Instructions to follow — In the forum thread about the judges panel, which class did one judge say had mostly very disappointing dogs?

# Judges Panel--Guess who was there!



## GoldenSail (Dec 30, 2008)

Went to a local KC meeting where they had local judges show up for a panel. Have you guessed yet who was there?

The BIS judge at Westminster from this year!

It was very fun and interesting to hear what real judges think about different issues. Someone asked about chalk. One judge said as long as it just on the legs....the other said he HATED it and preferred dogs to be as natural as possible (mentioned feeling like he had to wash his hands after touching some dogs).....and the other said he didn't care one way or the other.

Different classes were brought up and all three said they could care less which class the dog came from. Actually, they love the BBE class but one said he found the dogs in BBE for the most part to be very disappointing (he thinks that is the class where the best dogs should be coming from). This is where I dropped my AOH question--and yeah, they like the class and again said they did not care which class the dog came from. In fact, one really emphasized how well-versed owner handlers are the hardest to beat because they are a team with their dog.

Finally, the interesting thing was when the BIS judge said that too many people use their left brain when it comes to dog shows. They focus on faults and measurable qualities but you really need to dig deep down and use your right brain. Dog shows are an art form.

EDIT: I also found it very interesting when they said that you won't see the best dogs of certain breeds at an All Breed show any more--such as German Shepherds.


----------



## hotel4dogs (Sep 29, 2008)

I would have loved to have been there to ask them how many owner handlers they have actually put up.....and do they refer to breeder/owner/handlers, or amateur/owner/handlers? both can show in the AOH group.


----------



## GoldenSail (Dec 30, 2008)

hotel4dogs said:


> I would have loved to have been there to ask them how many owner handlers they have actually put up.....and do they refer to breeder/owner/handlers, or amateur/owner/handlers? both can show in the AOH group.


They didn't specify--just that 'well-versed' owner-handlers are really tough to beat. One mentioned putting up a dog from American Bred recently....They didn't say that the owner-handlers were from a certain class. I am betting the experienced owner handlers probably do not show in that class--and the ones that are breeders might opt for BBE.

Anyway, I am sure there are still those judges that are political--but it felt good to hear from real judges their experiences and what they are thinking when they go over dogs. Made me feel like they are not all that bad as some people propose!

But--as I said in my edit I find it very interesting that breeders/owners of the best dogs in certain breeds will not take them to an All Breed. What does that also say about judging?

And it was fun to hear 'em say that he would love to take off a good portion of the coat he sees on cocker spaniels and even other breeds.


----------



## rappwizard (May 27, 2009)

I've been fortunate enough to have been a show chair twice for a golden retriever club specialty, and have served as assistant show chair in charge of the judges for a third, and spent time with one of the judges at the most recent local golden retriever club specialty. I can say without a doubt that all the judges I have spoken to are sincere about judging the best dog--and that they try their best to look at the dog and overlook handling errors and (as best they can) an untrained dog. Overall, I feel the judges give their best due to the dogs.

Record list —

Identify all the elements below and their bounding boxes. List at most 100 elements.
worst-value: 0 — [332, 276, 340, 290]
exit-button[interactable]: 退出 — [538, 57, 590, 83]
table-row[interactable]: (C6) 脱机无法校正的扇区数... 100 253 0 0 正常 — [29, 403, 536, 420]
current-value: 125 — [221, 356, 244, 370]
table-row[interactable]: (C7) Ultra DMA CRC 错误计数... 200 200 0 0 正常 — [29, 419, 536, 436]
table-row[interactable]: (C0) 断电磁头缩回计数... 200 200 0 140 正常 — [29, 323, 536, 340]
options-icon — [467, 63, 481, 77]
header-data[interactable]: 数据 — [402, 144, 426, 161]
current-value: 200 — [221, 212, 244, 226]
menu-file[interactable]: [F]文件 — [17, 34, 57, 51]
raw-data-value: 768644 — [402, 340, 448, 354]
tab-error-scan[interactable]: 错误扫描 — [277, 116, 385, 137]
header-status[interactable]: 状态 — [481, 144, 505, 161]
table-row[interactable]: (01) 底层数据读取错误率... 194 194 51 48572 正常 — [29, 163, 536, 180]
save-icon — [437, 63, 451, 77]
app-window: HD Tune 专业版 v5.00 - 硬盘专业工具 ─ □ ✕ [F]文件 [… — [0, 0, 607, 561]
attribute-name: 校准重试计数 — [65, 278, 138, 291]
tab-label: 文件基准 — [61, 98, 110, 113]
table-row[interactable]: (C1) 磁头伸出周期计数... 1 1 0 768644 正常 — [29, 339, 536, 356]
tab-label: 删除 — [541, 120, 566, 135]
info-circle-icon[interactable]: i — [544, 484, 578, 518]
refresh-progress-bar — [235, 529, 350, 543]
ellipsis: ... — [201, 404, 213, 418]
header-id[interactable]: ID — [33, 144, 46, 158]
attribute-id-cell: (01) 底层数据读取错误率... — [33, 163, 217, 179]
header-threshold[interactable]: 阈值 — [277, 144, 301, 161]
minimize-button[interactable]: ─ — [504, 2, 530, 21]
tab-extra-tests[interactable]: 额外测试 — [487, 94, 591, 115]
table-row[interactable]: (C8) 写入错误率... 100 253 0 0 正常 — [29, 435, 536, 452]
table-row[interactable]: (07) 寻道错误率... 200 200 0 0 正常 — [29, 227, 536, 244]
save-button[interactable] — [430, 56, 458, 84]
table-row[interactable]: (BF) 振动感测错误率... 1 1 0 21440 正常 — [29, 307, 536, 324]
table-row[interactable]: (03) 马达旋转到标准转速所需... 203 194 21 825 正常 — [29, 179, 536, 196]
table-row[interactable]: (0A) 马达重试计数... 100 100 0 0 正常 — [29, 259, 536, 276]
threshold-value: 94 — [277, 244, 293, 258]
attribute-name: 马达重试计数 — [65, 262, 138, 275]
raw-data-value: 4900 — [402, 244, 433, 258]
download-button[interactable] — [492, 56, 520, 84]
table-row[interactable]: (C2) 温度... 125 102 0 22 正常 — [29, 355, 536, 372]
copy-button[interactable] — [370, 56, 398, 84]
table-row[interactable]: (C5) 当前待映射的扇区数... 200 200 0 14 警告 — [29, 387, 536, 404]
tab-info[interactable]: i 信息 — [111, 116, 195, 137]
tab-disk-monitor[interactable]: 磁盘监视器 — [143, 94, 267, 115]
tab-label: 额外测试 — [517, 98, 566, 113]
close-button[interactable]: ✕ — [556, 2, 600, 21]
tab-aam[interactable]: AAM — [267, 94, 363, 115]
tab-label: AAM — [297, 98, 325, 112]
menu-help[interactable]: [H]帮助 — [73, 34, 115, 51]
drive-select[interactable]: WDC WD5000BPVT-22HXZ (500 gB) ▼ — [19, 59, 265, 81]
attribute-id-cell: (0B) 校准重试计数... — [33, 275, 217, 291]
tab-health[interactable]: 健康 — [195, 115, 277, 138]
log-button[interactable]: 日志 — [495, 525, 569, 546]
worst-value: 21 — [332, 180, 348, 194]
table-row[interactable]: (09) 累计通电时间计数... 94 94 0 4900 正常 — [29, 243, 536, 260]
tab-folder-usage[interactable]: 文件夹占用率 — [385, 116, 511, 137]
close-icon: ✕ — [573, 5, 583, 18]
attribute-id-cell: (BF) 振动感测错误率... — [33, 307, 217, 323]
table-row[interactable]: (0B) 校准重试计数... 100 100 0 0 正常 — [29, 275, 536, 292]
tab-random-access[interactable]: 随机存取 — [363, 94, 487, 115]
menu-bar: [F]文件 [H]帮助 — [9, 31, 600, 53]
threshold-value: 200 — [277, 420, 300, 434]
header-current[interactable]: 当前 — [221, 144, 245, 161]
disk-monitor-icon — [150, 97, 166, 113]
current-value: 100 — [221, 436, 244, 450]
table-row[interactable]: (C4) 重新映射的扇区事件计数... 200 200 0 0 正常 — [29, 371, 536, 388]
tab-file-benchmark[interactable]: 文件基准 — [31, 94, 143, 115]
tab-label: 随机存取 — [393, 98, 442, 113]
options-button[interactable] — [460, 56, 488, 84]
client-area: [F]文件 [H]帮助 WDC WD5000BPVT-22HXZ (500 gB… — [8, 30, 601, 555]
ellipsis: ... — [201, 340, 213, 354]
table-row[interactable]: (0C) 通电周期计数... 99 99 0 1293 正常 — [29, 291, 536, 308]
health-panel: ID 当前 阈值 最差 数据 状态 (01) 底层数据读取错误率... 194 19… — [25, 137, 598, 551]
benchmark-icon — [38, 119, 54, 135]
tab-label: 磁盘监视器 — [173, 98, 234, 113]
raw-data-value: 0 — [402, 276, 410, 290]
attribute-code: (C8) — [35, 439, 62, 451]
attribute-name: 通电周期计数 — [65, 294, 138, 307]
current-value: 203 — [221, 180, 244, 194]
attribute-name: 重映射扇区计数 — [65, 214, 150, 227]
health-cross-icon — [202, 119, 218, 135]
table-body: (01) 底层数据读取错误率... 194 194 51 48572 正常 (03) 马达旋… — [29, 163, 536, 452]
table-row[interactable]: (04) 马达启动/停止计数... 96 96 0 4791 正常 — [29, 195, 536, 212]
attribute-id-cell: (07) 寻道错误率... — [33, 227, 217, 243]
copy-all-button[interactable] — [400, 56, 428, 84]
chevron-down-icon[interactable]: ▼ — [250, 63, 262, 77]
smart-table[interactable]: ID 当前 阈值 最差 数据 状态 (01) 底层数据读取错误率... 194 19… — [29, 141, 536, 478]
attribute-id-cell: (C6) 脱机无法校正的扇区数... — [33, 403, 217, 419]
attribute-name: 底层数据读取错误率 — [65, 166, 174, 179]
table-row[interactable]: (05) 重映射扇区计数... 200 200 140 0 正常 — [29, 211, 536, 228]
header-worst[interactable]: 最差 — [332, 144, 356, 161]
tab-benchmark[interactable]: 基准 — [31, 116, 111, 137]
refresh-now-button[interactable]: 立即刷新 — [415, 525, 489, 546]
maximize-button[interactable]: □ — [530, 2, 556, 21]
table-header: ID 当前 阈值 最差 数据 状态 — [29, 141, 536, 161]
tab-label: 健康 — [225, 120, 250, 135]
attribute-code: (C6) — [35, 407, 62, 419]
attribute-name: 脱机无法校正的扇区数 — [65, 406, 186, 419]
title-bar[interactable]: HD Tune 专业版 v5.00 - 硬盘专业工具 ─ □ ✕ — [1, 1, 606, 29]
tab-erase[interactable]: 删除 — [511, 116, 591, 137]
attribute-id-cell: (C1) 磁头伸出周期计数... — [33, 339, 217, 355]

Result of the task — The BBE class.